Dataset entries:
——

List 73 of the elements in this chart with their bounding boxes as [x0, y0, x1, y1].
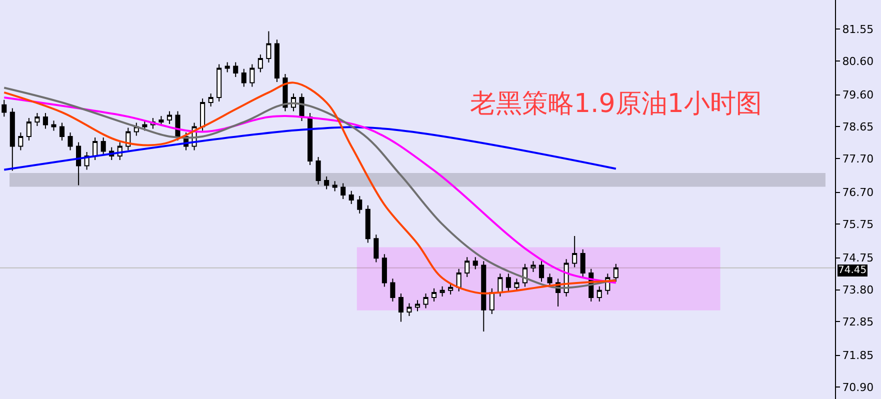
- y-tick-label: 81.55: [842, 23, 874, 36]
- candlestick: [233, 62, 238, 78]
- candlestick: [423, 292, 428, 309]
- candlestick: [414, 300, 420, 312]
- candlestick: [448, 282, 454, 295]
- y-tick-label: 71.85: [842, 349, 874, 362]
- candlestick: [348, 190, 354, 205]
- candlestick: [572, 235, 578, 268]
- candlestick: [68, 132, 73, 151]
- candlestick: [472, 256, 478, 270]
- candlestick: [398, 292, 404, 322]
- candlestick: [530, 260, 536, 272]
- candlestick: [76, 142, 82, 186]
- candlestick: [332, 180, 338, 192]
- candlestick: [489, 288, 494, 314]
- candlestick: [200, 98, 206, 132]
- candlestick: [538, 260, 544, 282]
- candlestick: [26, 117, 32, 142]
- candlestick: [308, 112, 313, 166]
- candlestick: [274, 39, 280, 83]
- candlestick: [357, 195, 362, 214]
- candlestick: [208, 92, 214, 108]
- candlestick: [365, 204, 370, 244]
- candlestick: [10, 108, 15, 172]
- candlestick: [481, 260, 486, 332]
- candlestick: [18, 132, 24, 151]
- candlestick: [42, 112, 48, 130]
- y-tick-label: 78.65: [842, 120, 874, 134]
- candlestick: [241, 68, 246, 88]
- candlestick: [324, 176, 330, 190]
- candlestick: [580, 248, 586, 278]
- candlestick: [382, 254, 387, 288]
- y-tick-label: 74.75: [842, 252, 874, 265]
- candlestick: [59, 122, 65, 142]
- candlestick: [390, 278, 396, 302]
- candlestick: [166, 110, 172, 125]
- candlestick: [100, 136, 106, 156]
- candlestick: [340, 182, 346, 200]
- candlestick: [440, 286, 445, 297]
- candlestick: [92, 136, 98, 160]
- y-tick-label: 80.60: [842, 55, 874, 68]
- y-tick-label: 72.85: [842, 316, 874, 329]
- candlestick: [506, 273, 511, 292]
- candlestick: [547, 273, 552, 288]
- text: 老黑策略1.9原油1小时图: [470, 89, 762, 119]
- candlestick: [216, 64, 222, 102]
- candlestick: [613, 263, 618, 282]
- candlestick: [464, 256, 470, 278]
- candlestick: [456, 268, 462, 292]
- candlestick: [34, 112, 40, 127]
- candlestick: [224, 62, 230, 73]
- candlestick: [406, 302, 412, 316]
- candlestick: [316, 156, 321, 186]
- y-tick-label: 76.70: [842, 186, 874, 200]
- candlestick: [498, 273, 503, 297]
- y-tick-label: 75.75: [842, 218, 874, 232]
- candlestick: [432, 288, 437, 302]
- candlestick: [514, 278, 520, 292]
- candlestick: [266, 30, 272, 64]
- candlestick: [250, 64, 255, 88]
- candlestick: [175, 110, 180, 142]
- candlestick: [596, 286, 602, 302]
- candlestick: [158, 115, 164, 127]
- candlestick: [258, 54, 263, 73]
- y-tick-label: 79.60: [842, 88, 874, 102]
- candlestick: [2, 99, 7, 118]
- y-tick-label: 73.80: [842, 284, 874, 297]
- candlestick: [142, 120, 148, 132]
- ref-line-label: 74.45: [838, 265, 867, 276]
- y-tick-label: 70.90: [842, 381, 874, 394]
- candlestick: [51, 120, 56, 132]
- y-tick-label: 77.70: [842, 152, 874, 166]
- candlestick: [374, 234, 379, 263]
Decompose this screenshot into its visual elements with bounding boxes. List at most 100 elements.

——

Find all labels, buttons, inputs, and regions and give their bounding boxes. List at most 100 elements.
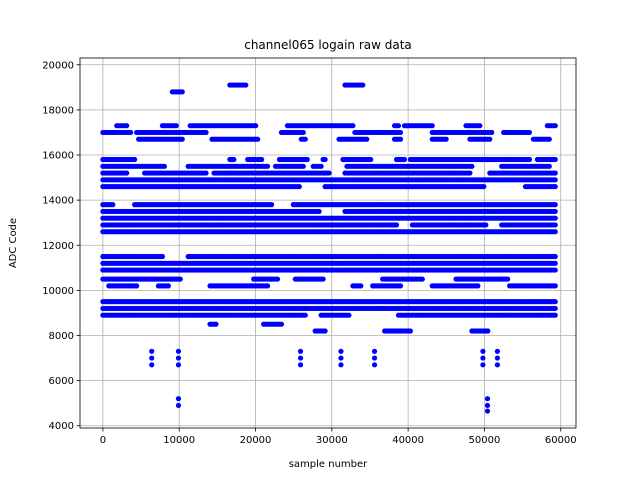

——

Instructions for the task: Render the data from the line with "List 73 of the" to the line with "- candlestick: [514, 278, 520, 292]", both included, as a JSON list of strings with one string per line and blank lines left out. Omit the pictures.

Answer to this problem:
[
  "List 73 of the elements in this chart with their bounding boxes as [x0, y0, x1, y1].",
  "- y-tick-label: 81.55: [842, 23, 874, 36]",
  "- candlestick: [233, 62, 238, 78]",
  "- candlestick: [423, 292, 428, 309]",
  "- candlestick: [414, 300, 420, 312]",
  "- candlestick: [448, 282, 454, 295]",
  "- y-tick-label: 71.85: [842, 349, 874, 362]",
  "- candlestick: [348, 190, 354, 205]",
  "- candlestick: [572, 235, 578, 268]",
  "- candlestick: [68, 132, 73, 151]",
  "- candlestick: [472, 256, 478, 270]",
  "- candlestick: [398, 292, 404, 322]",
  "- candlestick: [530, 260, 536, 272]",
  "- candlestick: [76, 142, 82, 186]",
  "- candlestick: [332, 180, 338, 192]",
  "- candlestick: [489, 288, 494, 314]",
  "- candlestick: [200, 98, 206, 132]",
  "- candlestick: [538, 260, 544, 282]",
  "- candlestick: [26, 117, 32, 142]",
  "- candlestick: [308, 112, 313, 166]",
  "- candlestick: [274, 39, 280, 83]",
  "- candlestick: [357, 195, 362, 214]",
  "- candlestick: [208, 92, 214, 108]",
  "- candlestick: [365, 204, 370, 244]",
  "- candlestick: [10, 108, 15, 172]",
  "- candlestick: [481, 260, 486, 332]",
  "- candlestick: [18, 132, 24, 151]",
  "- candlestick: [42, 112, 48, 130]",
  "- y-tick-label: 78.65: [842, 120, 874, 134]",
  "- candlestick: [241, 68, 246, 88]",
  "- candlestick: [324, 176, 330, 190]",
  "- candlestick: [580, 248, 586, 278]",
  "- candlestick: [382, 254, 387, 288]",
  "- y-tick-label: 74.75: [842, 252, 874, 265]",
  "- candlestick: [59, 122, 65, 142]",
  "- candlestick: [390, 278, 396, 302]",
  "- candlestick: [166, 110, 172, 125]",
  "- candlestick: [100, 136, 106, 156]",
  "- candlestick: [340, 182, 346, 200]",
  "- candlestick: [440, 286, 445, 297]",
  "- candlestick: [92, 136, 98, 160]",
  "- y-tick-label: 80.60: [842, 55, 874, 68]",
  "- y-tick-label: 72.85: [842, 316, 874, 329]",
  "- candlestick: [506, 273, 511, 292]",
  "- candlestick: [547, 273, 552, 288]",
  "- text: 老黑策略1.9原油1小时图: [470, 89, 762, 119]",
  "- candlestick: [216, 64, 222, 102]",
  "- candlestick: [613, 263, 618, 282]",
  "- candlestick: [464, 256, 470, 278]",
  "- candlestick: [456, 268, 462, 292]",
  "- candlestick: [34, 112, 40, 127]",
  "- candlestick: [224, 62, 230, 73]",
  "- candlestick: [406, 302, 412, 316]",
  "- candlestick: [316, 156, 321, 186]",
  "- y-tick-label: 76.70: [842, 186, 874, 200]",
  "- candlestick: [498, 273, 503, 297]",
  "- y-tick-label: 75.75: [842, 218, 874, 232]",
  "- candlestick: [432, 288, 437, 302]",
  "- candlestick: [514, 278, 520, 292]"
]